**Problem to work on**
Using the records provided below, locate and copy each line that contains the word "output".
[Start of Task material]
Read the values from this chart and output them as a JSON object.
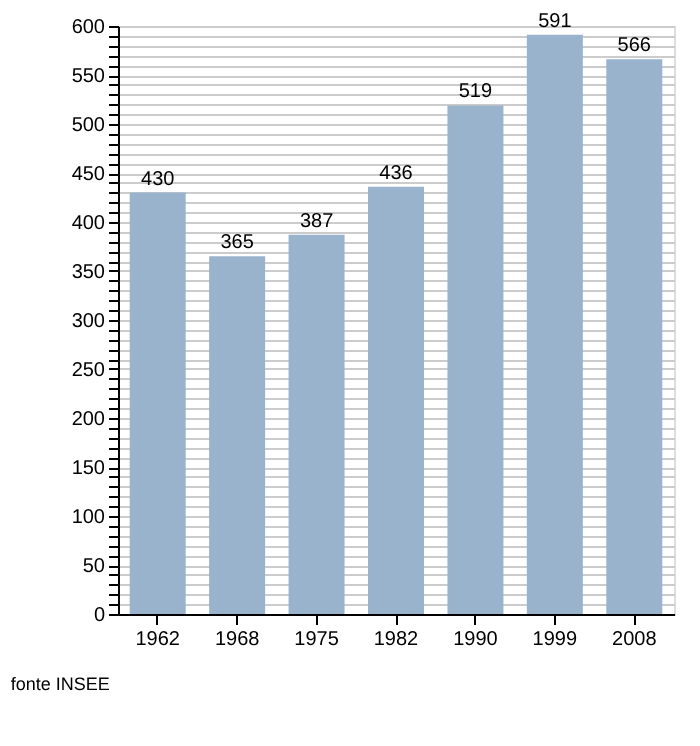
{
  "chart_data": {
    "type": "bar",
    "categories": [
      "1962",
      "1968",
      "1975",
      "1982",
      "1990",
      "1999",
      "2008"
    ],
    "values": [
      430,
      365,
      387,
      436,
      519,
      591,
      566
    ],
    "color": "#9ab3cc",
    "ylim": [
      0,
      600
    ],
    "yticks": [
      0,
      {
        "value": 10,
        "label": null
      },
      {
        "value": 20,
        "label": null
      },
      {
        "value": 30,
        "label": null
      },
      {
        "value": 40,
        "label": null
      },
      50,
      {
        "value": 60,
        "label": null
      },
      {
        "value": 70,
        "label": null
      },
      {
        "value": 80,
        "label": null
      },
      {
        "value": 90,
        "label": null
      },
      100,
      {
        "value": 110,
        "label": null
      },
      {
        "value": 120,
        "label": null
      },
      {
        "value": 130,
        "label": null
      },
      {
        "value": 140,
        "label": null
      },
      150,
      {
        "value": 160,
        "label": null
      },
      {
        "value": 170,
        "label": null
      },
      {
        "value": 180,
        "label": null
      },
      {
        "value": 190,
        "label": null
      },
      200,
      {
        "value": 210,
        "label": null
      },
      {
        "value": 220,
        "label": null
      },
      {
        "value": 230,
        "label": null
      },
      {
        "value": 240,
        "label": null
      },
      250,
      {
        "value": 260,
        "label": null
      },
      {
        "value": 270,
        "label": null
      },
      {
        "value": 280,
        "label": null
      },
      {
        "value": 290,
        "label": null
      },
      300,
      {
        "value": 310,
        "label": null
      },
      {
        "value": 320,
        "label": null
      },
      {
        "value": 330,
        "label": null
      },
      {
        "value": 340,
        "label": null
      },
      350,
      {
        "value": 360,
        "label": null
      },
      {
        "value": 370,
        "label": null
      },
      {
        "value": 380,
        "label": null
      },
      {
        "value": 390,
        "label": null
      },
      400,
      {
        "value": 410,
        "label": null
      },
      {
        "value": 420,
        "label": null
      },
      {
        "value": 430,
        "label": null
      },
      {
        "value": 440,
        "label": null
      },
      450,
      {
        "value": 460,
        "label": null
      },
      {
        "value": 470,
        "label": null
      },
      {
        "value": 480,
        "label": null
      },
      {
        "value": 490,
        "label": null
      },
      500,
      {
        "value": 510,
        "label": null
      },
      {
        "value": 520,
        "label": null
      },
      {
        "value": 530,
        "label": null
      },
      {
        "value": 540,
        "label": null
      },
      550,
      {
        "value": 560,
        "label": null
      },
      {
        "value": 570,
        "label": null
      },
      {
        "value": 580,
        "label": null
      },
      {
        "value": 590,
        "label": null
      },
      600
    ],
    "grid": "y",
    "data_labels": true,
    "annotations": [
      "fonte INSEE"
    ]
  }
}
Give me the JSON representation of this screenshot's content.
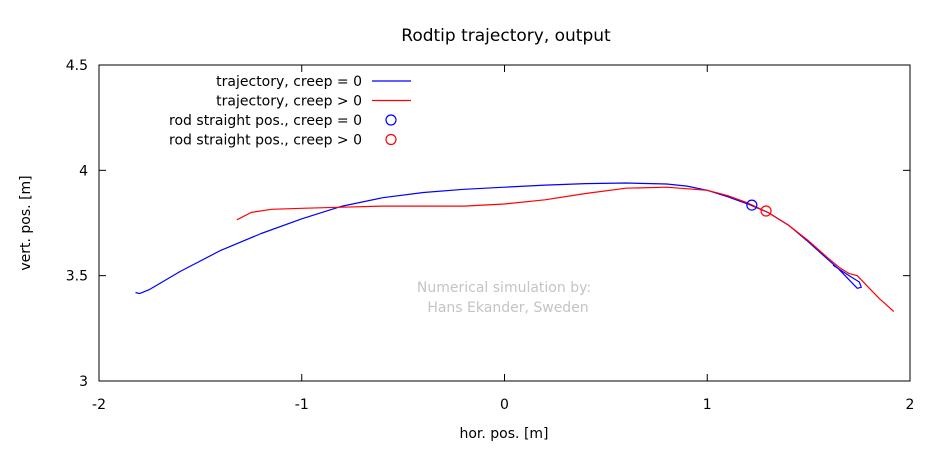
{
  "chart_data": {
    "type": "line",
    "title": "Rodtip trajectory, output",
    "xlabel": "hor. pos. [m]",
    "ylabel": "vert. pos. [m]",
    "xlim": [
      -2,
      2
    ],
    "ylim": [
      3,
      4.5
    ],
    "xticks": [
      "-2",
      "-1",
      "0",
      "1",
      "2"
    ],
    "yticks": [
      "3",
      "3.5",
      "4",
      "4.5"
    ],
    "grid": false,
    "legend_position": "top-left",
    "annotation": [
      "Numerical simulation by:",
      "Hans Ekander, Sweden"
    ],
    "series": [
      {
        "name": "trajectory, creep = 0",
        "kind": "line",
        "color": "#0000ff",
        "x": [
          -1.82,
          -1.8,
          -1.75,
          -1.6,
          -1.4,
          -1.2,
          -1.0,
          -0.8,
          -0.6,
          -0.4,
          -0.2,
          0.0,
          0.2,
          0.4,
          0.6,
          0.8,
          0.9,
          1.0,
          1.1,
          1.2,
          1.3,
          1.4,
          1.5,
          1.58,
          1.65,
          1.7,
          1.74,
          1.76,
          1.75,
          1.7,
          1.62
        ],
        "y": [
          3.42,
          3.415,
          3.435,
          3.52,
          3.62,
          3.7,
          3.77,
          3.83,
          3.87,
          3.895,
          3.91,
          3.92,
          3.93,
          3.937,
          3.94,
          3.935,
          3.925,
          3.905,
          3.875,
          3.84,
          3.8,
          3.74,
          3.66,
          3.59,
          3.53,
          3.48,
          3.44,
          3.445,
          3.47,
          3.5,
          3.55
        ]
      },
      {
        "name": "trajectory, creep > 0",
        "kind": "line",
        "color": "#ff0000",
        "x": [
          -1.32,
          -1.25,
          -1.15,
          -1.0,
          -0.8,
          -0.6,
          -0.4,
          -0.2,
          0.0,
          0.2,
          0.4,
          0.6,
          0.8,
          1.0,
          1.1,
          1.2,
          1.3,
          1.4,
          1.5,
          1.6,
          1.65,
          1.7,
          1.74,
          1.76,
          1.8,
          1.85,
          1.92
        ],
        "y": [
          3.765,
          3.8,
          3.815,
          3.82,
          3.825,
          3.83,
          3.83,
          3.83,
          3.84,
          3.86,
          3.89,
          3.915,
          3.92,
          3.905,
          3.88,
          3.845,
          3.8,
          3.74,
          3.665,
          3.58,
          3.54,
          3.51,
          3.5,
          3.48,
          3.44,
          3.39,
          3.33
        ]
      },
      {
        "name": "rod straight pos., creep = 0",
        "kind": "marker",
        "color": "#0000ff",
        "x": [
          1.22
        ],
        "y": [
          3.835
        ]
      },
      {
        "name": "rod straight pos., creep > 0",
        "kind": "marker",
        "color": "#ff0000",
        "x": [
          1.29
        ],
        "y": [
          3.807
        ]
      }
    ]
  }
}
[End of Task material]
**Solution for this task**
Read the values from this chart and output them as a JSON object.
    "title": "Rodtip trajectory, output",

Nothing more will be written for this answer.